Search the data for the word "events". Reproduce every line where it is found.

(Records that describe figures)
_ _ _ _ _ _ _

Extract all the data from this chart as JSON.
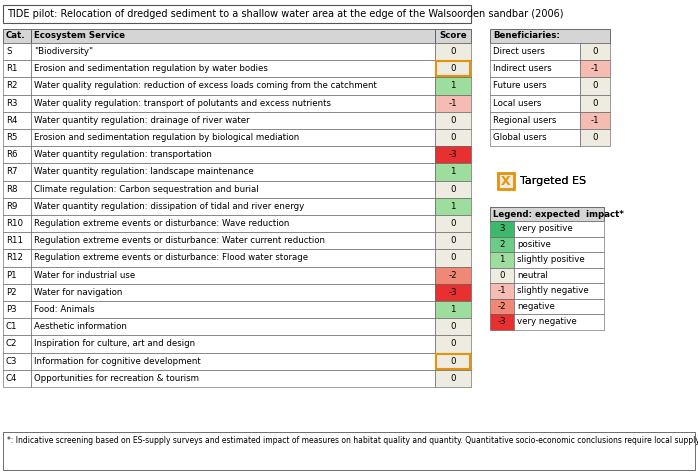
{
  "title": "TIDE pilot: Relocation of dredged sediment to a shallow water area at the edge of the Walsoorden sandbar (2006)",
  "footnote": "*: Indicative screening based on ES-supply surveys and estimated impact of measures on habitat quality and quantity. Quantitative socio-economic conclusions require local supply and demand data to complement this assessment.",
  "main_rows": [
    [
      "S",
      "\"Biodiversity\"",
      0,
      false
    ],
    [
      "R1",
      "Erosion and sedimentation regulation by water bodies",
      0,
      true
    ],
    [
      "R2",
      "Water quality regulation: reduction of excess loads coming from the catchment",
      1,
      false
    ],
    [
      "R3",
      "Water quality regulation: transport of polutants and excess nutrients",
      -1,
      false
    ],
    [
      "R4",
      "Water quantity regulation: drainage of river water",
      0,
      false
    ],
    [
      "R5",
      "Erosion and sedimentation regulation by biological mediation",
      0,
      false
    ],
    [
      "R6",
      "Water quantity regulation: transportation",
      -3,
      false
    ],
    [
      "R7",
      "Water quantity regulation: landscape maintenance",
      1,
      false
    ],
    [
      "R8",
      "Climate regulation: Carbon sequestration and burial",
      0,
      false
    ],
    [
      "R9",
      "Water quantity regulation: dissipation of tidal and river energy",
      1,
      false
    ],
    [
      "R10",
      "Regulation extreme events or disturbance: Wave reduction",
      0,
      false
    ],
    [
      "R11",
      "Regulation extreme events or disturbance: Water current reduction",
      0,
      false
    ],
    [
      "R12",
      "Regulation extreme events or disturbance: Flood water storage",
      0,
      false
    ],
    [
      "P1",
      "Water for industrial use",
      -2,
      false
    ],
    [
      "P2",
      "Water for navigation",
      -3,
      false
    ],
    [
      "P3",
      "Food: Animals",
      1,
      false
    ],
    [
      "C1",
      "Aesthetic information",
      0,
      false
    ],
    [
      "C2",
      "Inspiration for culture, art and design",
      0,
      false
    ],
    [
      "C3",
      "Information for cognitive development",
      0,
      true
    ],
    [
      "C4",
      "Opportunities for recreation & tourism",
      0,
      false
    ]
  ],
  "bene_rows": [
    [
      "Direct users",
      0
    ],
    [
      "Indirect users",
      -1
    ],
    [
      "Future users",
      0
    ],
    [
      "Local users",
      0
    ],
    [
      "Regional users",
      -1
    ],
    [
      "Global users",
      0
    ]
  ],
  "legend_rows": [
    [
      3,
      "very positive"
    ],
    [
      2,
      "positive"
    ],
    [
      1,
      "slightly positive"
    ],
    [
      0,
      "neutral"
    ],
    [
      -1,
      "slightly negative"
    ],
    [
      -2,
      "negative"
    ],
    [
      -3,
      "very negative"
    ]
  ],
  "score_colors": {
    "3": "#3cb96a",
    "2": "#6dcc88",
    "1": "#9ddd9d",
    "0": "#eeebe0",
    "-1": "#f5bcb4",
    "-2": "#f08878",
    "-3": "#e83030"
  },
  "header_bg": "#d5d5d5",
  "targeted_color": "#e8920a",
  "border_color": "#555555",
  "font_size": 6.2,
  "title_font_size": 7.0
}
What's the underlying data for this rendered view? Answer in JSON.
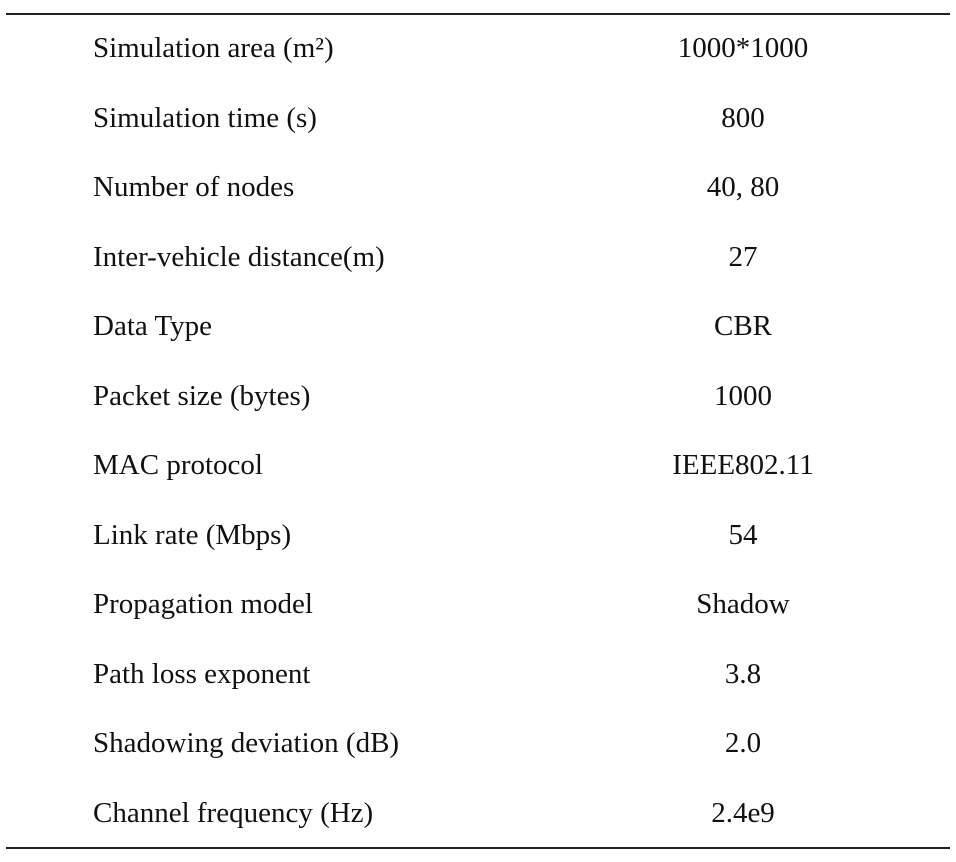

_ _ _ _ _ _ _

ANSWER FOR THE TASK -
      "Regulation extreme events or disturbance: Wave reduction",
      "Regulation extreme events or disturbance: Water current reduction",
      "Regulation extreme events or disturbance: Flood water storage",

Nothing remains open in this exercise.